Exercise directions:
Lines containing "document" are to be counted. Report the count alone.

Supplied data:
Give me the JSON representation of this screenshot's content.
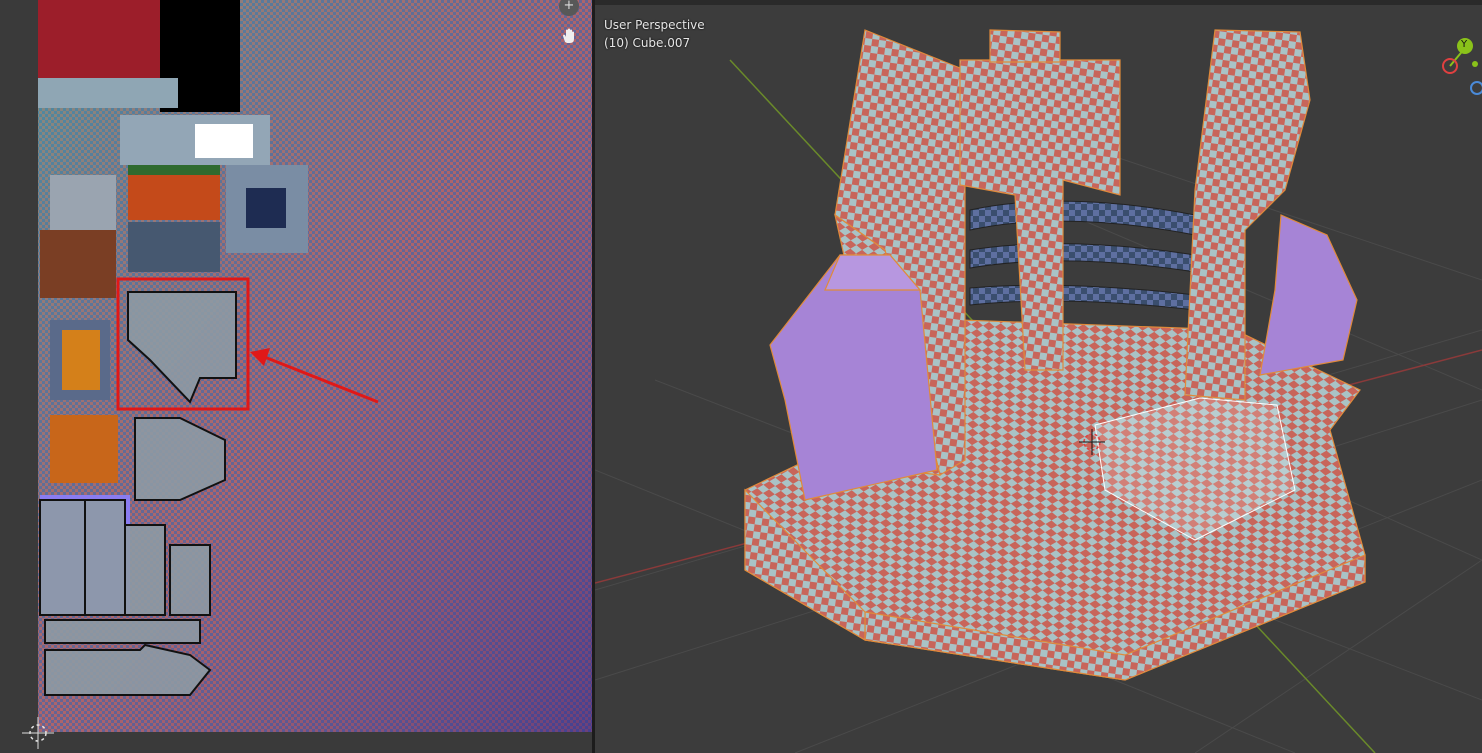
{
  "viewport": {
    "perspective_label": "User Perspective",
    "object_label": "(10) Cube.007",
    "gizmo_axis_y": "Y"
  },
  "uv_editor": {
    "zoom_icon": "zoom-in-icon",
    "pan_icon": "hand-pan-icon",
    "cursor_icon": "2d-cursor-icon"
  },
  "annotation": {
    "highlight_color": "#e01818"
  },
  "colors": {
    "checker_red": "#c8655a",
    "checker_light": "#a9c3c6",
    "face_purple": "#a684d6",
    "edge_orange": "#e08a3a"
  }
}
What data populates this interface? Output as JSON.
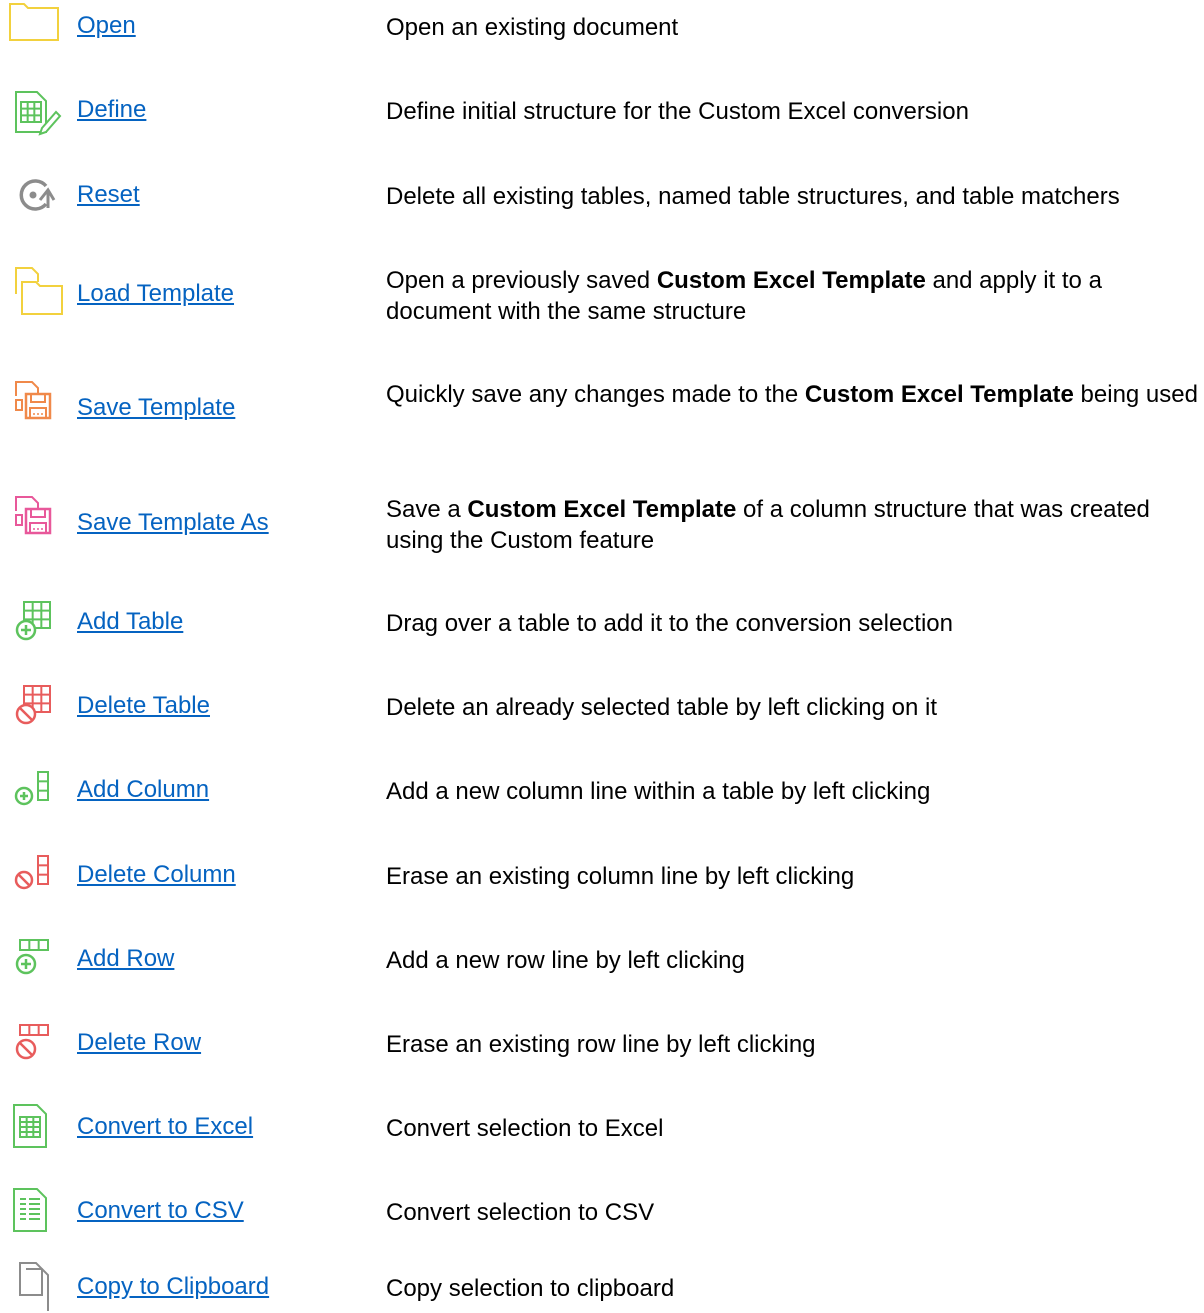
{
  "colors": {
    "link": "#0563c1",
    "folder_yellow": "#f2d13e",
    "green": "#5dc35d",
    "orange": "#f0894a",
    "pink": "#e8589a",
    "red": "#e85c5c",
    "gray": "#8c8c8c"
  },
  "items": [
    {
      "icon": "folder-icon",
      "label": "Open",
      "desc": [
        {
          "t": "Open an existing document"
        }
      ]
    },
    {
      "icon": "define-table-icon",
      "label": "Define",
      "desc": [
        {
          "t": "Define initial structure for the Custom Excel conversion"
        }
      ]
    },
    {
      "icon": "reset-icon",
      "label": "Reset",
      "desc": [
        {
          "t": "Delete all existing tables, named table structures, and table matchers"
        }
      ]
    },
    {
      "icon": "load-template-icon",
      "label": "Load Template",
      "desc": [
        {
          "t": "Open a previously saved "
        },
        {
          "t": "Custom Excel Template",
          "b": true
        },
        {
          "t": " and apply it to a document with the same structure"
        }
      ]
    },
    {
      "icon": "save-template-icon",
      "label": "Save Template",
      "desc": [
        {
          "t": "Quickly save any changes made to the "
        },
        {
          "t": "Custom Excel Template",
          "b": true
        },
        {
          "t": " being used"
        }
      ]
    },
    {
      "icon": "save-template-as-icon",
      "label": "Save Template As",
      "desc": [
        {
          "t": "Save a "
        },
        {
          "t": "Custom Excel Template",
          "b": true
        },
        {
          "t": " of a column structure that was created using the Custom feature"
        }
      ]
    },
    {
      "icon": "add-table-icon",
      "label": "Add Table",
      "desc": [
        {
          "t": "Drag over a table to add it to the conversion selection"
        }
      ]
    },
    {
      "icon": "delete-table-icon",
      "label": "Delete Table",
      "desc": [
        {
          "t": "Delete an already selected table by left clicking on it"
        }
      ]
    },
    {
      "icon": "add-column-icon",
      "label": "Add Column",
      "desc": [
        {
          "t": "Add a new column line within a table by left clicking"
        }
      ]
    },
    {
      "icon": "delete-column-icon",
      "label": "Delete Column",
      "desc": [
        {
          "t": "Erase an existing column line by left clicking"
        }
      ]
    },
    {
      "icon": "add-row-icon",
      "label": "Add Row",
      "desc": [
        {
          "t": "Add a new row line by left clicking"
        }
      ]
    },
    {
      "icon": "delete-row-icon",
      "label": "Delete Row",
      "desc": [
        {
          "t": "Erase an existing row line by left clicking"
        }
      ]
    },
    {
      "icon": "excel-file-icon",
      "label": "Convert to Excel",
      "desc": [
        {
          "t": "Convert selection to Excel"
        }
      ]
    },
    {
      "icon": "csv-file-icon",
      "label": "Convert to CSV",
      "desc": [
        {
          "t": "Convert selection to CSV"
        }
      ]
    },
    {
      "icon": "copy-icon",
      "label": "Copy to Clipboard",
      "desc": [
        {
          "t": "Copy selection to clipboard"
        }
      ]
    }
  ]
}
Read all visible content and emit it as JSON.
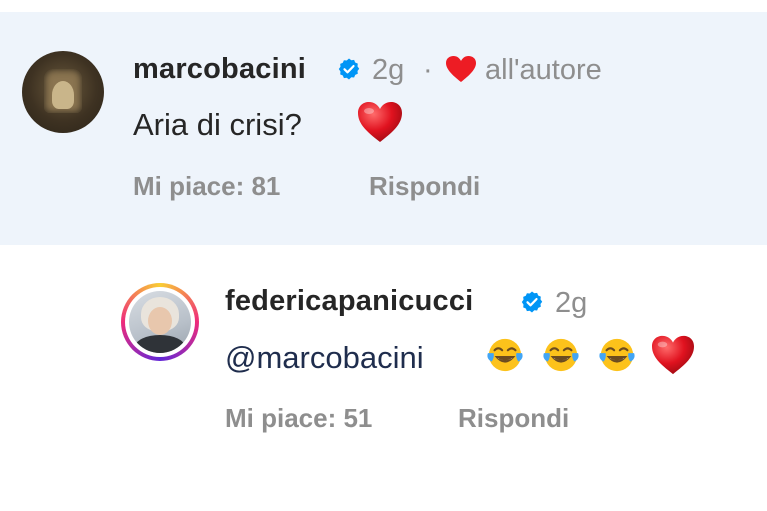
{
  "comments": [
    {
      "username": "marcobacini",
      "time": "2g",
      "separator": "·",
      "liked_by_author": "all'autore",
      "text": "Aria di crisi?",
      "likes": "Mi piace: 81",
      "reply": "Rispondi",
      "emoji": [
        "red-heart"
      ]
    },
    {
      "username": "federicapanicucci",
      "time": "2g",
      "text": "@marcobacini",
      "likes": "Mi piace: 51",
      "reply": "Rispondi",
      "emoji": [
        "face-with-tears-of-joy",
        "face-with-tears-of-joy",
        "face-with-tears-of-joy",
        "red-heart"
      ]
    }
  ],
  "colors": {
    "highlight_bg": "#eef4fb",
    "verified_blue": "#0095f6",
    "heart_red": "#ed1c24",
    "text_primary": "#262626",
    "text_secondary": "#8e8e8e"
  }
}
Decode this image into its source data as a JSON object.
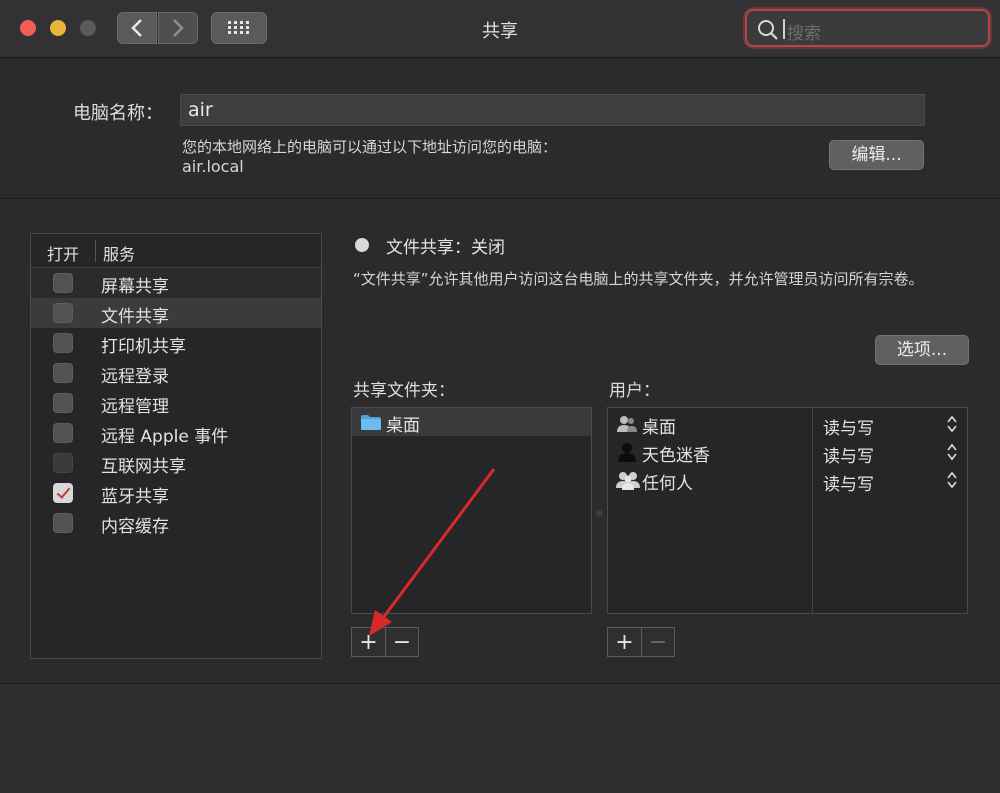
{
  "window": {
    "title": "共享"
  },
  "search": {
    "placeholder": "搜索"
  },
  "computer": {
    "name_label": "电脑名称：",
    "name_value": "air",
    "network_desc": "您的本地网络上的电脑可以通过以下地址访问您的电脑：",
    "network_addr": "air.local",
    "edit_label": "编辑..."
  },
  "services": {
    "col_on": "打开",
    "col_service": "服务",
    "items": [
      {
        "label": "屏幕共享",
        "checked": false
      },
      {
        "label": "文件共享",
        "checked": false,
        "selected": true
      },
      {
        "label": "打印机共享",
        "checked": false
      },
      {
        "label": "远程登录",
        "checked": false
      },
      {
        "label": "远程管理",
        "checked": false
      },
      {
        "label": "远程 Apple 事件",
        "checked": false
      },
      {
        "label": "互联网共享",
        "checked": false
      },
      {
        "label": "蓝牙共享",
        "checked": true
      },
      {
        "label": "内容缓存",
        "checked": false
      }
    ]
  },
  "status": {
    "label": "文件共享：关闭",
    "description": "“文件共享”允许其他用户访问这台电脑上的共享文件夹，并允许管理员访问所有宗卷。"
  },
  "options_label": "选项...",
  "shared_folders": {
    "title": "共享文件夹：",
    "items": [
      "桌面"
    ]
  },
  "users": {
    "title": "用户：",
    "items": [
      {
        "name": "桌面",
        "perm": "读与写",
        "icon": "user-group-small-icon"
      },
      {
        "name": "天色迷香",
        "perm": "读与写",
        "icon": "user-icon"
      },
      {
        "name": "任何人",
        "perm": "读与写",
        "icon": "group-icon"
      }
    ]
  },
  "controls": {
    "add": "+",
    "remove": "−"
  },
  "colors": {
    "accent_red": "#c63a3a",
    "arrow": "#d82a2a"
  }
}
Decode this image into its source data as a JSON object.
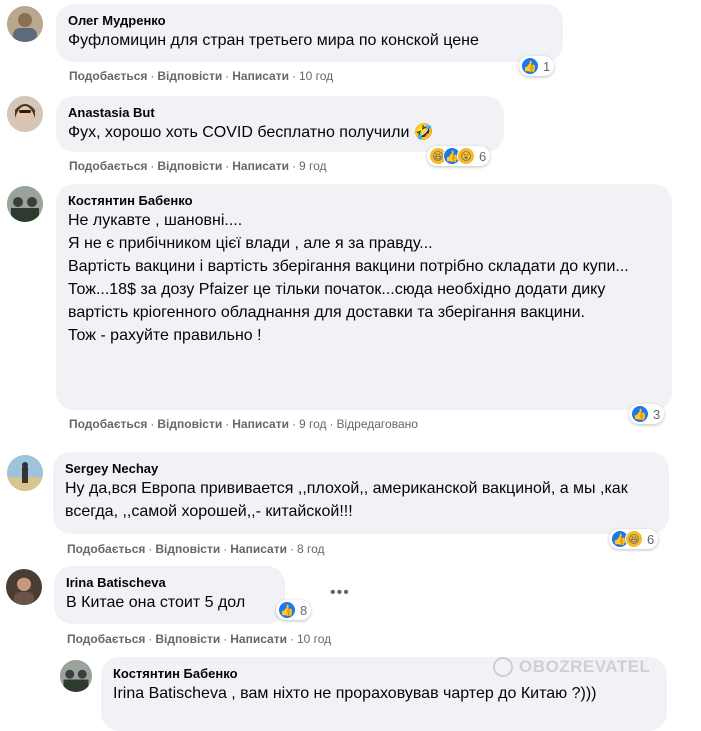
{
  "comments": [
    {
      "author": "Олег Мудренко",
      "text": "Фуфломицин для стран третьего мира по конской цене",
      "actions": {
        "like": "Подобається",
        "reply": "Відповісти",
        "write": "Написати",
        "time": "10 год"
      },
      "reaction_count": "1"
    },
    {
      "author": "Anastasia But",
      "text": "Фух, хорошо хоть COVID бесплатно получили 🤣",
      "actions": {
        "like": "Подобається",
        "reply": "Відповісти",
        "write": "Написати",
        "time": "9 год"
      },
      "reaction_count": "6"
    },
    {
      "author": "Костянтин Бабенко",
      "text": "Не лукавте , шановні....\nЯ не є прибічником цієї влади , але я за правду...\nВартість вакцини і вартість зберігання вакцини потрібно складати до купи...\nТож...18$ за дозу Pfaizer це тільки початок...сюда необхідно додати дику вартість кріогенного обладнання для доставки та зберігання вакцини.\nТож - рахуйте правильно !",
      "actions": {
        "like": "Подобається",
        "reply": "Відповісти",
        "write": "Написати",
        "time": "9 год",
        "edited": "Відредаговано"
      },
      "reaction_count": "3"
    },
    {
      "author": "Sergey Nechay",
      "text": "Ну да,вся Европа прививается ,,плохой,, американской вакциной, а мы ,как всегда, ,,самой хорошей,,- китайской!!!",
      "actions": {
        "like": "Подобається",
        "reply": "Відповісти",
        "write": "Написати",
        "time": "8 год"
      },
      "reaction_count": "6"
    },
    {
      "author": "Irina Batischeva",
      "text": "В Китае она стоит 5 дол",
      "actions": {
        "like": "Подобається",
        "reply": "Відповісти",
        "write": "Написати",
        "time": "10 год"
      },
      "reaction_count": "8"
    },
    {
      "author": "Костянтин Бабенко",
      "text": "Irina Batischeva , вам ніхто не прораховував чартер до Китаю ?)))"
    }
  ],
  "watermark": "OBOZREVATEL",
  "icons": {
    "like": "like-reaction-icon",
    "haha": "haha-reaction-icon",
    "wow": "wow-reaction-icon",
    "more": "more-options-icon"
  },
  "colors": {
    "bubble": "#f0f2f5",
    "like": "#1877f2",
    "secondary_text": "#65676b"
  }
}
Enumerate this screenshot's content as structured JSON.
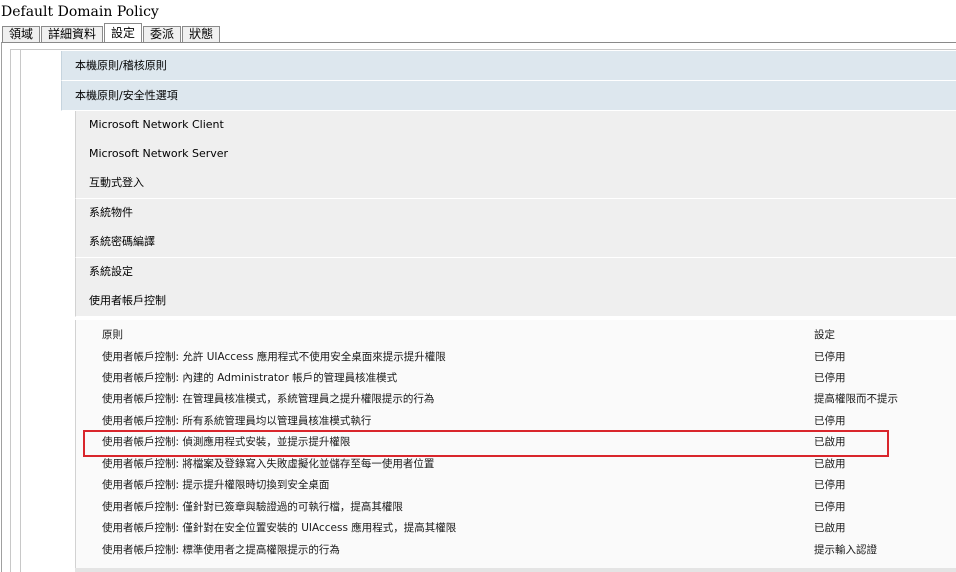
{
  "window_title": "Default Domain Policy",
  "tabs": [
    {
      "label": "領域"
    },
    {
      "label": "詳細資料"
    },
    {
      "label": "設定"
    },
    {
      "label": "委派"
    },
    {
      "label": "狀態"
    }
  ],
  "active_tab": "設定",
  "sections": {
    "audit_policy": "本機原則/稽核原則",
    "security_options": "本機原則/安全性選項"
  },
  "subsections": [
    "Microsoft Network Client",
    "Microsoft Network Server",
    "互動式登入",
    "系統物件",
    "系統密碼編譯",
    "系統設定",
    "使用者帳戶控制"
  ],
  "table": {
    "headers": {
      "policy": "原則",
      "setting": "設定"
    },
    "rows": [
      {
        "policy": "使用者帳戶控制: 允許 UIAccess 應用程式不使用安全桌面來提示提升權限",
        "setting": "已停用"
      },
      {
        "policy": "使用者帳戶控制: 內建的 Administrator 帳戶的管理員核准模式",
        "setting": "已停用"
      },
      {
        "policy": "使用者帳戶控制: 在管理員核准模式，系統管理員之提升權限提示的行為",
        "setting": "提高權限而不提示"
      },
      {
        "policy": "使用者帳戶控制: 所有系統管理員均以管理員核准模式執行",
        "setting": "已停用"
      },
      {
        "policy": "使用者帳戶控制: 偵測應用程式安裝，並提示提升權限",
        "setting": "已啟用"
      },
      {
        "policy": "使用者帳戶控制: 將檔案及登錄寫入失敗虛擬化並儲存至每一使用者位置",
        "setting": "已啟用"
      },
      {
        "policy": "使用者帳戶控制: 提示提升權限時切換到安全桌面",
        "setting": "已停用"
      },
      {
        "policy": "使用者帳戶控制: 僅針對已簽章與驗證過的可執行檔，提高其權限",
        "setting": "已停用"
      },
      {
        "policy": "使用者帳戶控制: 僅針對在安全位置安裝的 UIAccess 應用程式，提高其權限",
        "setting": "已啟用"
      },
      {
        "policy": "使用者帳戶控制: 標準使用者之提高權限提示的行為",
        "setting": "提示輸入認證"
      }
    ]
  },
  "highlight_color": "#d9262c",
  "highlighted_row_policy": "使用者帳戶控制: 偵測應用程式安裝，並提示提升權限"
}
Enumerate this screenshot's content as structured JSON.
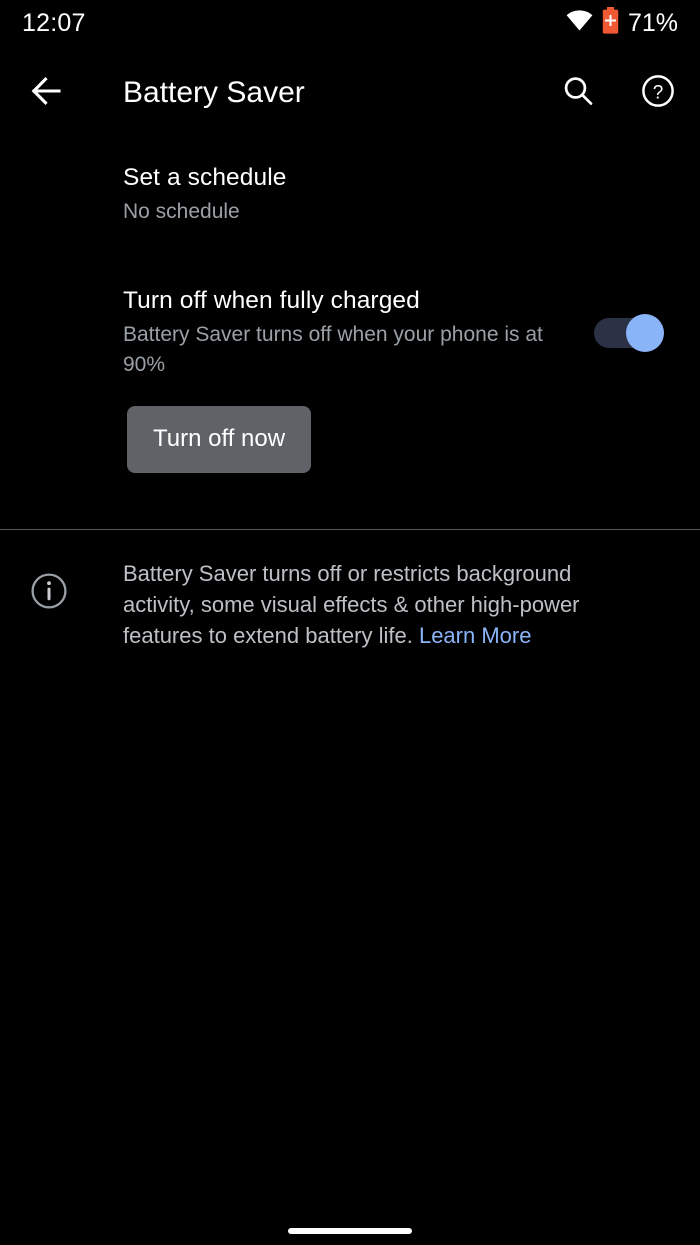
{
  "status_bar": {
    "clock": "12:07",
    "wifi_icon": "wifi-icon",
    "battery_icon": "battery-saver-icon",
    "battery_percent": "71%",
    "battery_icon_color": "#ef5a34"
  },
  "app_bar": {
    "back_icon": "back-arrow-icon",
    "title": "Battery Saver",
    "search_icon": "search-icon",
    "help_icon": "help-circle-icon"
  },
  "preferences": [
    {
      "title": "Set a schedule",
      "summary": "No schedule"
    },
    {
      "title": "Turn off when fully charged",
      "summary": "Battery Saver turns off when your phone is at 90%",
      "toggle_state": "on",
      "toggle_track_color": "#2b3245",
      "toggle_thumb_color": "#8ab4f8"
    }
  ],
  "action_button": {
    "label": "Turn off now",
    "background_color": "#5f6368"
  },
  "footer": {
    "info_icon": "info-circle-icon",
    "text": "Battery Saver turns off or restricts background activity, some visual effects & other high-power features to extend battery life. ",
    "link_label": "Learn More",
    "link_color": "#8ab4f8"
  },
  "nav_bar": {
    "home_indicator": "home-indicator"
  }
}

Response to the exercise:
2